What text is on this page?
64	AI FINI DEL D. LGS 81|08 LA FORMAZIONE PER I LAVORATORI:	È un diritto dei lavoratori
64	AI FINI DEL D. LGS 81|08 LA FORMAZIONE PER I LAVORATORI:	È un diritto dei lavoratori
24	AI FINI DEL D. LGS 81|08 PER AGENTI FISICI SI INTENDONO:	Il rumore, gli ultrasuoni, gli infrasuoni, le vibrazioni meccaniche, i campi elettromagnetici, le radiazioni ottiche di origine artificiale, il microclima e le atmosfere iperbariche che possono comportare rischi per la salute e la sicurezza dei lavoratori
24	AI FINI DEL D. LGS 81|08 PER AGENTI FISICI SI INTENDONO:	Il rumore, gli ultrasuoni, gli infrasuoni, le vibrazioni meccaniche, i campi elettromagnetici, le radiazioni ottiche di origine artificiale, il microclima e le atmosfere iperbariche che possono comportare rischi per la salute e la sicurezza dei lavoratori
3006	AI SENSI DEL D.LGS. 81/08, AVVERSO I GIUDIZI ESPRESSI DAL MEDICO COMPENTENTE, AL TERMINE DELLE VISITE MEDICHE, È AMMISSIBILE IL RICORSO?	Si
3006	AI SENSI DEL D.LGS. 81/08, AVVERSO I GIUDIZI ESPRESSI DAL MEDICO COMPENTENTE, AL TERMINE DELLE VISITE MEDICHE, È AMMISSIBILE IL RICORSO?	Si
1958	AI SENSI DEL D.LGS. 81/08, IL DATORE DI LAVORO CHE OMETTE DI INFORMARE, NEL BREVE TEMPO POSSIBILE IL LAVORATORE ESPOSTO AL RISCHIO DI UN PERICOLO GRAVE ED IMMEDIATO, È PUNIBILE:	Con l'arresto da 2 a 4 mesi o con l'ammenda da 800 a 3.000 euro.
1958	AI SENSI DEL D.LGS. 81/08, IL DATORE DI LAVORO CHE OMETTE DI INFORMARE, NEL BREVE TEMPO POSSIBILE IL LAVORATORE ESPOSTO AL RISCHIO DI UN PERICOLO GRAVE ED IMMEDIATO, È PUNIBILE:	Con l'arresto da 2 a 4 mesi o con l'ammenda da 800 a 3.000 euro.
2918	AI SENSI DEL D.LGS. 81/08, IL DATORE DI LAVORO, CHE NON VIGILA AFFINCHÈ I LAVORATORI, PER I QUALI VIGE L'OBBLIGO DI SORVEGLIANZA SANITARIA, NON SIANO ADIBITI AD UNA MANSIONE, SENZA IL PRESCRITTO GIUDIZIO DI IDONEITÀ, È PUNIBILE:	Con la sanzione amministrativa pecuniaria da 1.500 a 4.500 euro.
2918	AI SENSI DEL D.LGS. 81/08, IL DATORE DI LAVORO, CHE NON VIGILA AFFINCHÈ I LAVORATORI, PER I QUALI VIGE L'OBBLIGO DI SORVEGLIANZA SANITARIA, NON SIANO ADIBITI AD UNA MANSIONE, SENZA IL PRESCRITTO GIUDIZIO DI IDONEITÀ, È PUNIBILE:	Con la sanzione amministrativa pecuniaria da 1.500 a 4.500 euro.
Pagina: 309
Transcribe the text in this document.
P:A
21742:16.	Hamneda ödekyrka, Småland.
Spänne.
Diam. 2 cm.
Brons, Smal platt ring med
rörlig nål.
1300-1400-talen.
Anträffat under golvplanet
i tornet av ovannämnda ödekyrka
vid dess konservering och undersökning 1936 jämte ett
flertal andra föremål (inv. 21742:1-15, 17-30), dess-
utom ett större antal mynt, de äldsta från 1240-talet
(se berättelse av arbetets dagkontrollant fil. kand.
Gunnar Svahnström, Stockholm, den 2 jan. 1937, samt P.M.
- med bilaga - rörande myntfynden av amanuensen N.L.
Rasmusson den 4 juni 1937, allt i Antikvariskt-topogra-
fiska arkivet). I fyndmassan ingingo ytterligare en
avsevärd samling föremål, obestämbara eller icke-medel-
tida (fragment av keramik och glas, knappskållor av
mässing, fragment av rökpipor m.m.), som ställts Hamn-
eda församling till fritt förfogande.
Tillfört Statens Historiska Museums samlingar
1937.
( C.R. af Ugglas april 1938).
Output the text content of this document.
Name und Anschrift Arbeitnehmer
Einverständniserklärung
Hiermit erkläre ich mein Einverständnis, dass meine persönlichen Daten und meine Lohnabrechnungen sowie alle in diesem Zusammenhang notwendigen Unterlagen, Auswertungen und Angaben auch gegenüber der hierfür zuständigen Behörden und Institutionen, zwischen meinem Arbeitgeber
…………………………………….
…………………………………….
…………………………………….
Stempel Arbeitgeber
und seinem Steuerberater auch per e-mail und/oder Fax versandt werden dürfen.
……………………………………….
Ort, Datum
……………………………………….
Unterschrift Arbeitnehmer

============

■ Instruction: Please repeat all the records above exactly as they appear.

■ Result:
What text is on this page?
64	AI FINI DEL D. LGS 81|08 LA FORMAZIONE PER I LAVORATORI:	È un diritto dei lavoratori
64	AI FINI DEL D. LGS 81|08 LA FORMAZIONE PER I LAVORATORI:	È un diritto dei lavoratori
24	AI FINI DEL D. LGS 81|08 PER AGENTI FISICI SI INTENDONO:	Il rumore, gli ultrasuoni, gli infrasuoni, le vibrazioni meccaniche, i campi elettromagnetici, le radiazioni ottiche di origine artificiale, il microclima e le atmosfere iperbariche che possono comportare rischi per la salute e la sicurezza dei lavoratori
24	AI FINI DEL D. LGS 81|08 PER AGENTI FISICI SI INTENDONO:	Il rumore, gli ultrasuoni, gli infrasuoni, le vibrazioni meccaniche, i campi elettromagnetici, le radiazioni ottiche di origine artificiale, il microclima e le atmosfere iperbariche che possono comportare rischi per la salute e la sicurezza dei lavoratori
3006	AI SENSI DEL D.LGS. 81/08, AVVERSO I GIUDIZI ESPRESSI DAL MEDICO COMPENTENTE, AL TERMINE DELLE VISITE MEDICHE, È AMMISSIBILE IL RICORSO?	Si
3006	AI SENSI DEL D.LGS. 81/08, AVVERSO I GIUDIZI ESPRESSI DAL MEDICO COMPENTENTE, AL TERMINE DELLE VISITE MEDICHE, È AMMISSIBILE IL RICORSO?	Si
1958	AI SENSI DEL D.LGS. 81/08, IL DATORE DI LAVORO CHE OMETTE DI INFORMARE, NEL BREVE TEMPO POSSIBILE IL LAVORATORE ESPOSTO AL RISCHIO DI UN PERICOLO GRAVE ED IMMEDIATO, È PUNIBILE:	Con l'arresto da 2 a 4 mesi o con l'ammenda da 800 a 3.000 euro.
1958	AI SENSI DEL D.LGS. 81/08, IL DATORE DI LAVORO CHE OMETTE DI INFORMARE, NEL BREVE TEMPO POSSIBILE IL LAVORATORE ESPOSTO AL RISCHIO DI UN PERICOLO GRAVE ED IMMEDIATO, È PUNIBILE:	Con l'arresto da 2 a 4 mesi o con l'ammenda da 800 a 3.000 euro.
2918	AI SENSI DEL D.LGS. 81/08, IL DATORE DI LAVORO, CHE NON VIGILA AFFINCHÈ I LAVORATORI, PER I QUALI VIGE L'OBBLIGO DI SORVEGLIANZA SANITARIA, NON SIANO ADIBITI AD UNA MANSIONE, SENZA IL PRESCRITTO GIUDIZIO DI IDONEITÀ, È PUNIBILE:	Con la sanzione amministrativa pecuniaria da 1.500 a 4.500 euro.
2918	AI SENSI DEL D.LGS. 81/08, IL DATORE DI LAVORO, CHE NON VIGILA AFFINCHÈ I LAVORATORI, PER I QUALI VIGE L'OBBLIGO DI SORVEGLIANZA SANITARIA, NON SIANO ADIBITI AD UNA MANSIONE, SENZA IL PRESCRITTO GIUDIZIO DI IDONEITÀ, È PUNIBILE:	Con la sanzione amministrativa pecuniaria da 1.500 a 4.500 euro.
Pagina: 309
Transcribe the text in this document.
P:A
21742:16.	Hamneda ödekyrka, Småland.
Spänne.
Diam. 2 cm.
Brons, Smal platt ring med
rörlig nål.
1300-1400-talen.
Anträffat under golvplanet
i tornet av ovannämnda ödekyrka
vid dess konservering och undersökning 1936 jämte ett
flertal andra föremål (inv. 21742:1-15, 17-30), dess-
utom ett större antal mynt, de äldsta från 1240-talet
(se berättelse av arbetets dagkontrollant fil. kand.
Gunnar Svahnström, Stockholm, den 2 jan. 1937, samt P.M.
- med bilaga - rörande myntfynden av amanuensen N.L.
Rasmusson den 4 juni 1937, allt i Antikvariskt-topogra-
fiska arkivet). I fyndmassan ingingo ytterligare en
avsevärd samling föremål, obestämbara eller icke-medel-
tida (fragment av keramik och glas, knappskållor av
mässing, fragment av rökpipor m.m.), som ställts Hamn-
eda församling till fritt förfogande.
Tillfört Statens Historiska Museums samlingar
1937.
( C.R. af Ugglas april 1938).
Output the text content of this document.
Name und Anschrift Arbeitnehmer
Einverständniserklärung
Hiermit erkläre ich mein Einverständnis, dass meine persönlichen Daten und meine Lohnabrechnungen sowie alle in diesem Zusammenhang notwendigen Unterlagen, Auswertungen und Angaben auch gegenüber der hierfür zuständigen Behörden und Institutionen, zwischen meinem Arbeitgeber
…………………………………….
…………………………………….
…………………………………….
Stempel Arbeitgeber
und seinem Steuerberater auch per e-mail und/oder Fax versandt werden dürfen.
……………………………………….
Ort, Datum
……………………………………….
Unterschrift Arbeitnehmer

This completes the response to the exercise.